> _Directive_: Transcribe all the records with complete accuracy.

> _Available data_:
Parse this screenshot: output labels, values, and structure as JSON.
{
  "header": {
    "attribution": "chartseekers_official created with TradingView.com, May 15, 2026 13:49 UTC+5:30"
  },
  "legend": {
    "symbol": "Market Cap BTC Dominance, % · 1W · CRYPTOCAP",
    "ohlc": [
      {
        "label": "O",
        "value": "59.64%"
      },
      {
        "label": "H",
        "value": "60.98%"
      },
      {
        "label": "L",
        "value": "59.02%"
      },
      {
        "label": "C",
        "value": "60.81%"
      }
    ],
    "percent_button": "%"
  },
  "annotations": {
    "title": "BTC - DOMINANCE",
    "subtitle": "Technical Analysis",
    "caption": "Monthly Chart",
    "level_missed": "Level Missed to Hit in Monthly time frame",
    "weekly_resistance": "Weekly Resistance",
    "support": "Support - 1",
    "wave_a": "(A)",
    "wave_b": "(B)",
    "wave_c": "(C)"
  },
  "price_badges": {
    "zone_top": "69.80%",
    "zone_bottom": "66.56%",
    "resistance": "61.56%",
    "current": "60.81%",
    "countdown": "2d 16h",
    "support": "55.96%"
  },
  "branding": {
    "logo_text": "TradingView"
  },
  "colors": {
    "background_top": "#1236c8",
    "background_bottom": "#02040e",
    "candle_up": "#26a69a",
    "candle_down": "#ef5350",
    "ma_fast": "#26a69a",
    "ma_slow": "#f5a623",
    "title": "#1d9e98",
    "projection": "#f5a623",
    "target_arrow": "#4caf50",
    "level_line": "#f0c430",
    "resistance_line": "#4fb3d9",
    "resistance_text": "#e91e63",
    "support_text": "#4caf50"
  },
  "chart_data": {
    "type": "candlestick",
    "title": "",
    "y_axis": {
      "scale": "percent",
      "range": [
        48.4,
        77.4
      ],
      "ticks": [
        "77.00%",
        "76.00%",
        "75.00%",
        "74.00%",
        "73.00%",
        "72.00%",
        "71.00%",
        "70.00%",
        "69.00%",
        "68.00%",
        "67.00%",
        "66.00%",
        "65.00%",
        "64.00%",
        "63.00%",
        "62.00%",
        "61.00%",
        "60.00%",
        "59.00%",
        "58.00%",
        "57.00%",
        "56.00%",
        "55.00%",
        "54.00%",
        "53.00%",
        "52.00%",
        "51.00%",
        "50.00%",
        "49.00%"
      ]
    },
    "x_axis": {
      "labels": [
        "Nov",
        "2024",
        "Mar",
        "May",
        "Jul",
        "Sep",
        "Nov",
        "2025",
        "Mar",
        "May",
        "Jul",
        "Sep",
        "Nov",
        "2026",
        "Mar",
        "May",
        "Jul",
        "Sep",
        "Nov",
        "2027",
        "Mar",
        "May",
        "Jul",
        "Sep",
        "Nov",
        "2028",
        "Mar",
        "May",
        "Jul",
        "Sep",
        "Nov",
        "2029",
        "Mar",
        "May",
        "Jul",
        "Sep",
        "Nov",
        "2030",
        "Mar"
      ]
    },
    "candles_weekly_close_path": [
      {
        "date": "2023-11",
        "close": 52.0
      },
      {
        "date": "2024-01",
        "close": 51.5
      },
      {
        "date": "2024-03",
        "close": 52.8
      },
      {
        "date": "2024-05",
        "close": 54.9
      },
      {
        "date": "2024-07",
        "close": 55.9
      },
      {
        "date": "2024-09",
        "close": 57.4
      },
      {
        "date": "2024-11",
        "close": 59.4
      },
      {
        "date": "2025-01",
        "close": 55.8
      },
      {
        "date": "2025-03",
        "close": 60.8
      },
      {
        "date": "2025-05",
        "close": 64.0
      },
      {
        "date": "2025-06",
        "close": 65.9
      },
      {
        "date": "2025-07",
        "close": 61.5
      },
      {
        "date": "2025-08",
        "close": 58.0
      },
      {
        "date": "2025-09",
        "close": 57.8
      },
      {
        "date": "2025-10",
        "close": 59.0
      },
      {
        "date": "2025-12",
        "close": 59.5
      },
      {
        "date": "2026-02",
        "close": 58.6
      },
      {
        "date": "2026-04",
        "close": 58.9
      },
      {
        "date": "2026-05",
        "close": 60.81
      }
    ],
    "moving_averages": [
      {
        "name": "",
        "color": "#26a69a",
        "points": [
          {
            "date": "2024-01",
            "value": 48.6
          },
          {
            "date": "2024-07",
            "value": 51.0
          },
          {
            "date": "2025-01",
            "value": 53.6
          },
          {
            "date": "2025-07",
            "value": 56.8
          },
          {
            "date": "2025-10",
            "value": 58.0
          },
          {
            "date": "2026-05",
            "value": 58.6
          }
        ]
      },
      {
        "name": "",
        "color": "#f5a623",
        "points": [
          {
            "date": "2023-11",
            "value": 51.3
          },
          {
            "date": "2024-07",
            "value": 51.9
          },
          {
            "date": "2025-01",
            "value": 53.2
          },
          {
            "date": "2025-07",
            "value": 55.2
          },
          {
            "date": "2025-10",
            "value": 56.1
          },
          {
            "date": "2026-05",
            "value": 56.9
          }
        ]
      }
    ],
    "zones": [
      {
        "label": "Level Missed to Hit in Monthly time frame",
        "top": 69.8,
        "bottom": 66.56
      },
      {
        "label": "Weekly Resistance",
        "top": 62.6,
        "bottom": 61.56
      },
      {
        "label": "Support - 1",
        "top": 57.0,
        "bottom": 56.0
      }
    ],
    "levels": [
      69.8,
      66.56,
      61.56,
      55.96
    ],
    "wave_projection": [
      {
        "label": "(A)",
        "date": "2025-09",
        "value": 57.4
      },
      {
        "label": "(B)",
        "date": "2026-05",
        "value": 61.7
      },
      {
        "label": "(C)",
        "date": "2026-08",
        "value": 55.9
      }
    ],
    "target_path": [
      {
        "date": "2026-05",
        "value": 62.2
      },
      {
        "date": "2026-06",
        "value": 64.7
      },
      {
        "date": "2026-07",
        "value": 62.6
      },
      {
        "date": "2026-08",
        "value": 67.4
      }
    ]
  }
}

> _Solved exercise_:
Parse this screenshot: output labels, values, and structure as JSON.
{
  "header": {
    "attribution": "chartseekers_official created with TradingView.com, May 15, 2026 13:49 UTC+5:30"
  },
  "legend": {
    "symbol": "Market Cap BTC Dominance, % · 1W · CRYPTOCAP",
    "ohlc": [
      {
        "label": "O",
        "value": "59.64%"
      },
      {
        "label": "H",
        "value": "60.98%"
      },
      {
        "label": "L",
        "value": "59.02%"
      },
      {
        "label": "C",
        "value": "60.81%"
      }
    ],
    "percent_button": "%"
  },
  "annotations": {
    "title": "BTC - DOMINANCE",
    "subtitle": "Technical Analysis",
    "caption": "Monthly Chart",
    "level_missed": "Level Missed to Hit in Monthly time frame",
    "weekly_resistance": "Weekly Resistance",
    "support": "Support - 1",
    "wave_a": "(A)",
    "wave_b": "(B)",
    "wave_c": "(C)"
  },
  "price_badges": {
    "zone_top": "69.80%",
    "zone_bottom": "66.56%",
    "resistance": "61.56%",
    "current": "60.81%",
    "countdown": "2d 16h",
    "support": "55.96%"
  },
  "branding": {
    "logo_text": "TradingView"
  },
  "colors": {
    "background_top": "#1236c8",
    "background_bottom": "#02040e",
    "candle_up": "#26a69a",
    "candle_down": "#ef5350",
    "ma_fast": "#26a69a",
    "ma_slow": "#f5a623",
    "title": "#1d9e98",
    "projection": "#f5a623",
    "target_arrow": "#4caf50",
    "level_line": "#f0c430",
    "resistance_line": "#4fb3d9",
    "resistance_text": "#e91e63",
    "support_text": "#4caf50"
  },
  "chart_data": {
    "type": "candlestick",
    "title": "",
    "y_axis": {
      "scale": "percent",
      "range": [
        48.4,
        77.4
      ],
      "ticks": [
        "77.00%",
        "76.00%",
        "75.00%",
        "74.00%",
        "73.00%",
        "72.00%",
        "71.00%",
        "70.00%",
        "69.00%",
        "68.00%",
        "67.00%",
        "66.00%",
        "65.00%",
        "64.00%",
        "63.00%",
        "62.00%",
        "61.00%",
        "60.00%",
        "59.00%",
        "58.00%",
        "57.00%",
        "56.00%",
        "55.00%",
        "54.00%",
        "53.00%",
        "52.00%",
        "51.00%",
        "50.00%",
        "49.00%"
      ]
    },
    "x_axis": {
      "labels": [
        "Nov",
        "2024",
        "Mar",
        "May",
        "Jul",
        "Sep",
        "Nov",
        "2025",
        "Mar",
        "May",
        "Jul",
        "Sep",
        "Nov",
        "2026",
        "Mar",
        "May",
        "Jul",
        "Sep",
        "Nov",
        "2027",
        "Mar",
        "May",
        "Jul",
        "Sep",
        "Nov",
        "2028",
        "Mar",
        "May",
        "Jul",
        "Sep",
        "Nov",
        "2029",
        "Mar",
        "May",
        "Jul",
        "Sep",
        "Nov",
        "2030",
        "Mar"
      ]
    },
    "candles_weekly_close_path": [
      {
        "date": "2023-11",
        "close": 52.0
      },
      {
        "date": "2024-01",
        "close": 51.5
      },
      {
        "date": "2024-03",
        "close": 52.8
      },
      {
        "date": "2024-05",
        "close": 54.9
      },
      {
        "date": "2024-07",
        "close": 55.9
      },
      {
        "date": "2024-09",
        "close": 57.4
      },
      {
        "date": "2024-11",
        "close": 59.4
      },
      {
        "date": "2025-01",
        "close": 55.8
      },
      {
        "date": "2025-03",
        "close": 60.8
      },
      {
        "date": "2025-05",
        "close": 64.0
      },
      {
        "date": "2025-06",
        "close": 65.9
      },
      {
        "date": "2025-07",
        "close": 61.5
      },
      {
        "date": "2025-08",
        "close": 58.0
      },
      {
        "date": "2025-09",
        "close": 57.8
      },
      {
        "date": "2025-10",
        "close": 59.0
      },
      {
        "date": "2025-12",
        "close": 59.5
      },
      {
        "date": "2026-02",
        "close": 58.6
      },
      {
        "date": "2026-04",
        "close": 58.9
      },
      {
        "date": "2026-05",
        "close": 60.81
      }
    ],
    "moving_averages": [
      {
        "name": "",
        "color": "#26a69a",
        "points": [
          {
            "date": "2024-01",
            "value": 48.6
          },
          {
            "date": "2024-07",
            "value": 51.0
          },
          {
            "date": "2025-01",
            "value": 53.6
          },
          {
            "date": "2025-07",
            "value": 56.8
          },
          {
            "date": "2025-10",
            "value": 58.0
          },
          {
            "date": "2026-05",
            "value": 58.6
          }
        ]
      },
      {
        "name": "",
        "color": "#f5a623",
        "points": [
          {
            "date": "2023-11",
            "value": 51.3
          },
          {
            "date": "2024-07",
            "value": 51.9
          },
          {
            "date": "2025-01",
            "value": 53.2
          },
          {
            "date": "2025-07",
            "value": 55.2
          },
          {
            "date": "2025-10",
            "value": 56.1
          },
          {
            "date": "2026-05",
            "value": 56.9
          }
        ]
      }
    ],
    "zones": [
      {
        "label": "Level Missed to Hit in Monthly time frame",
        "top": 69.8,
        "bottom": 66.56
      },
      {
        "label": "Weekly Resistance",
        "top": 62.6,
        "bottom": 61.56
      },
      {
        "label": "Support - 1",
        "top": 57.0,
        "bottom": 56.0
      }
    ],
    "levels": [
      69.8,
      66.56,
      61.56,
      55.96
    ],
    "wave_projection": [
      {
        "label": "(A)",
        "date": "2025-09",
        "value": 57.4
      },
      {
        "label": "(B)",
        "date": "2026-05",
        "value": 61.7
      },
      {
        "label": "(C)",
        "date": "2026-08",
        "value": 55.9
      }
    ],
    "target_path": [
      {
        "date": "2026-05",
        "value": 62.2
      },
      {
        "date": "2026-06",
        "value": 64.7
      },
      {
        "date": "2026-07",
        "value": 62.6
      },
      {
        "date": "2026-08",
        "value": 67.4
      }
    ]
  }
}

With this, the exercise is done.